* _Aim_:
Below is a listing; copy all of it exactly.

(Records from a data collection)

######

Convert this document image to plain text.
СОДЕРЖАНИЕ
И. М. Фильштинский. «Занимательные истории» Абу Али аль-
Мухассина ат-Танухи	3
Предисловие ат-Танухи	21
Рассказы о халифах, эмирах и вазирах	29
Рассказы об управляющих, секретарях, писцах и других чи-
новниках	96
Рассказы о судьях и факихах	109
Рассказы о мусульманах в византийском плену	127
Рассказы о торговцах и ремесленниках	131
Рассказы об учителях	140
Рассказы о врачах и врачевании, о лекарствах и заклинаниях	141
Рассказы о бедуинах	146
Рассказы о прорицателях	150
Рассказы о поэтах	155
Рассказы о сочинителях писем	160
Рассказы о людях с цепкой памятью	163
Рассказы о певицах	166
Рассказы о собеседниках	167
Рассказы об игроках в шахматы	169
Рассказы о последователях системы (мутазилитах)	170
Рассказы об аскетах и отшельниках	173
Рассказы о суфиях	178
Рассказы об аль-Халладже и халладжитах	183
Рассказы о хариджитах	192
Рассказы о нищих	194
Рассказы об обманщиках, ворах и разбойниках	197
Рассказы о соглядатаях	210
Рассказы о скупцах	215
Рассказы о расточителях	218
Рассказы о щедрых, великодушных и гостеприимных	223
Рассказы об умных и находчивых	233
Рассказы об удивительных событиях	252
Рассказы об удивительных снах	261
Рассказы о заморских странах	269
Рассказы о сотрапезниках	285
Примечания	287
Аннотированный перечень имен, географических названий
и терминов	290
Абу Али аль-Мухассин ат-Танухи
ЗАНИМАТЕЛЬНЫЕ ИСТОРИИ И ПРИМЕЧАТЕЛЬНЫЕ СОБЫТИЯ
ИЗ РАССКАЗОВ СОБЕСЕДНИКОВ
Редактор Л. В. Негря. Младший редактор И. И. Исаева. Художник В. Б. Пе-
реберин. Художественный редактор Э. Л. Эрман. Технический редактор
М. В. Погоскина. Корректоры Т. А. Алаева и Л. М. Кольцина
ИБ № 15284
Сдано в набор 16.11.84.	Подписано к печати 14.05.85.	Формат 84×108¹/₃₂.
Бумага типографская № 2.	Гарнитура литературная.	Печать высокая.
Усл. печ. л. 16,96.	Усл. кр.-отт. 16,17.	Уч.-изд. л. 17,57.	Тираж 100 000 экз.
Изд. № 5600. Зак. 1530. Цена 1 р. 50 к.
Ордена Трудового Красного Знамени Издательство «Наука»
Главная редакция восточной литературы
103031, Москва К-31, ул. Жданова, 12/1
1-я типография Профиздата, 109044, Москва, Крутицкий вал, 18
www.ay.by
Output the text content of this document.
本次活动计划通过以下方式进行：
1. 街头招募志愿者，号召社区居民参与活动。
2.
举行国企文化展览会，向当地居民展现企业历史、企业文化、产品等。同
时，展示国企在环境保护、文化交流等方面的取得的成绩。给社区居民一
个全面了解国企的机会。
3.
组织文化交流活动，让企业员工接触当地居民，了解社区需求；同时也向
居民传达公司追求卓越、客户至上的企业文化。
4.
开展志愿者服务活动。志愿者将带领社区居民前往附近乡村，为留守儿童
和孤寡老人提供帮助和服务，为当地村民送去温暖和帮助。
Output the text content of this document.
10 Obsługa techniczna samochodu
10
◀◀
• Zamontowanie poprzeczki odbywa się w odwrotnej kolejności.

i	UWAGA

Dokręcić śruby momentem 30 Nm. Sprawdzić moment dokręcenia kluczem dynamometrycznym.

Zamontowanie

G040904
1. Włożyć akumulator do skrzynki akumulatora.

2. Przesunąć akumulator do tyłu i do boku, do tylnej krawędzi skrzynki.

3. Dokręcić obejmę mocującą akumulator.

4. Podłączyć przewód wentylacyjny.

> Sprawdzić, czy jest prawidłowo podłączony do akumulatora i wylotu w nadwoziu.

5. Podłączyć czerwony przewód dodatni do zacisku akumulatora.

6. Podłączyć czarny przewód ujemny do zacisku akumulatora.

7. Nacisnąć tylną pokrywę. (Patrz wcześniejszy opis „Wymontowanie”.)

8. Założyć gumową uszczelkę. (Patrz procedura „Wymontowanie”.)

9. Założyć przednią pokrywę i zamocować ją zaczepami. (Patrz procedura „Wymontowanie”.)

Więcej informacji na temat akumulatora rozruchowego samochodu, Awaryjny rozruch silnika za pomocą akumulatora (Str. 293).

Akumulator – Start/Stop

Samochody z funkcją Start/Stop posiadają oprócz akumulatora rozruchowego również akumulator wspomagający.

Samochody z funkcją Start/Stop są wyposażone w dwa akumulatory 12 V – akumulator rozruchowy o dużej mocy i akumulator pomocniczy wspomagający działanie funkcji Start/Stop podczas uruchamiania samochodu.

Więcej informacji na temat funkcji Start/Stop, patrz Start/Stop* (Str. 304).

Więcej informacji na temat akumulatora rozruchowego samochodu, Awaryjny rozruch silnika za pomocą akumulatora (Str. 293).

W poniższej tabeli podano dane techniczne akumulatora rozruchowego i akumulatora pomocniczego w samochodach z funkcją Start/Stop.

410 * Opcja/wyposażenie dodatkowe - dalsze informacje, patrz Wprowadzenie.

######

* _Task answer_:
Convert this document image to plain text.
СОДЕРЖАНИЕ
И. М. Фильштинский. «Занимательные истории» Абу Али аль-
Мухассина ат-Танухи	3
Предисловие ат-Танухи	21
Рассказы о халифах, эмирах и вазирах	29
Рассказы об управляющих, секретарях, писцах и других чи-
новниках	96
Рассказы о судьях и факихах	109
Рассказы о мусульманах в византийском плену	127
Рассказы о торговцах и ремесленниках	131
Рассказы об учителях	140
Рассказы о врачах и врачевании, о лекарствах и заклинаниях	141
Рассказы о бедуинах	146
Рассказы о прорицателях	150
Рассказы о поэтах	155
Рассказы о сочинителях писем	160
Рассказы о людях с цепкой памятью	163
Рассказы о певицах	166
Рассказы о собеседниках	167
Рассказы об игроках в шахматы	169
Рассказы о последователях системы (мутазилитах)	170
Рассказы об аскетах и отшельниках	173
Рассказы о суфиях	178
Рассказы об аль-Халладже и халладжитах	183
Рассказы о хариджитах	192
Рассказы о нищих	194
Рассказы об обманщиках, ворах и разбойниках	197
Рассказы о соглядатаях	210
Рассказы о скупцах	215
Рассказы о расточителях	218
Рассказы о щедрых, великодушных и гостеприимных	223
Рассказы об умных и находчивых	233
Рассказы об удивительных событиях	252
Рассказы об удивительных снах	261
Рассказы о заморских странах	269
Рассказы о сотрапезниках	285
Примечания	287
Аннотированный перечень имен, географических названий
и терминов	290
Абу Али аль-Мухассин ат-Танухи
ЗАНИМАТЕЛЬНЫЕ ИСТОРИИ И ПРИМЕЧАТЕЛЬНЫЕ СОБЫТИЯ
ИЗ РАССКАЗОВ СОБЕСЕДНИКОВ
Редактор Л. В. Негря. Младший редактор И. И. Исаева. Художник В. Б. Пе-
реберин. Художественный редактор Э. Л. Эрман. Технический редактор
М. В. Погоскина. Корректоры Т. А. Алаева и Л. М. Кольцина
ИБ № 15284
Сдано в набор 16.11.84.	Подписано к печати 14.05.85.	Формат 84×108¹/₃₂.
Бумага типографская № 2.	Гарнитура литературная.	Печать высокая.
Усл. печ. л. 16,96.	Усл. кр.-отт. 16,17.	Уч.-изд. л. 17,57.	Тираж 100 000 экз.
Изд. № 5600. Зак. 1530. Цена 1 р. 50 к.
Ордена Трудового Красного Знамени Издательство «Наука»
Главная редакция восточной литературы
103031, Москва К-31, ул. Жданова, 12/1
1-я типография Профиздата, 109044, Москва, Крутицкий вал, 18
www.ay.by
Output the text content of this document.
本次活动计划通过以下方式进行：
1. 街头招募志愿者，号召社区居民参与活动。
2.
举行国企文化展览会，向当地居民展现企业历史、企业文化、产品等。同
时，展示国企在环境保护、文化交流等方面的取得的成绩。给社区居民一
个全面了解国企的机会。
3.
组织文化交流活动，让企业员工接触当地居民，了解社区需求；同时也向
居民传达公司追求卓越、客户至上的企业文化。
4.
开展志愿者服务活动。志愿者将带领社区居民前往附近乡村，为留守儿童
和孤寡老人提供帮助和服务，为当地村民送去温暖和帮助。
Output the text content of this document.
10 Obsługa techniczna samochodu
10
◀◀
• Zamontowanie poprzeczki odbywa się w odwrotnej kolejności.

i	UWAGA

Dokręcić śruby momentem 30 Nm. Sprawdzić moment dokręcenia kluczem dynamometrycznym.

Zamontowanie

G040904
1. Włożyć akumulator do skrzynki akumulatora.

2. Przesunąć akumulator do tyłu i do boku, do tylnej krawędzi skrzynki.

3. Dokręcić obejmę mocującą akumulator.

4. Podłączyć przewód wentylacyjny.

> Sprawdzić, czy jest prawidłowo podłączony do akumulatora i wylotu w nadwoziu.

5. Podłączyć czerwony przewód dodatni do zacisku akumulatora.

6. Podłączyć czarny przewód ujemny do zacisku akumulatora.

7. Nacisnąć tylną pokrywę. (Patrz wcześniejszy opis „Wymontowanie”.)

8. Założyć gumową uszczelkę. (Patrz procedura „Wymontowanie”.)

9. Założyć przednią pokrywę i zamocować ją zaczepami. (Patrz procedura „Wymontowanie”.)

Więcej informacji na temat akumulatora rozruchowego samochodu, Awaryjny rozruch silnika za pomocą akumulatora (Str. 293).

Akumulator – Start/Stop

Samochody z funkcją Start/Stop posiadają oprócz akumulatora rozruchowego również akumulator wspomagający.

Samochody z funkcją Start/Stop są wyposażone w dwa akumulatory 12 V – akumulator rozruchowy o dużej mocy i akumulator pomocniczy wspomagający działanie funkcji Start/Stop podczas uruchamiania samochodu.

Więcej informacji na temat funkcji Start/Stop, patrz Start/Stop* (Str. 304).

Więcej informacji na temat akumulatora rozruchowego samochodu, Awaryjny rozruch silnika za pomocą akumulatora (Str. 293).

W poniższej tabeli podano dane techniczne akumulatora rozruchowego i akumulatora pomocniczego w samochodach z funkcją Start/Stop.

410 * Opcja/wyposażenie dodatkowe - dalsze informacje, patrz Wprowadzenie.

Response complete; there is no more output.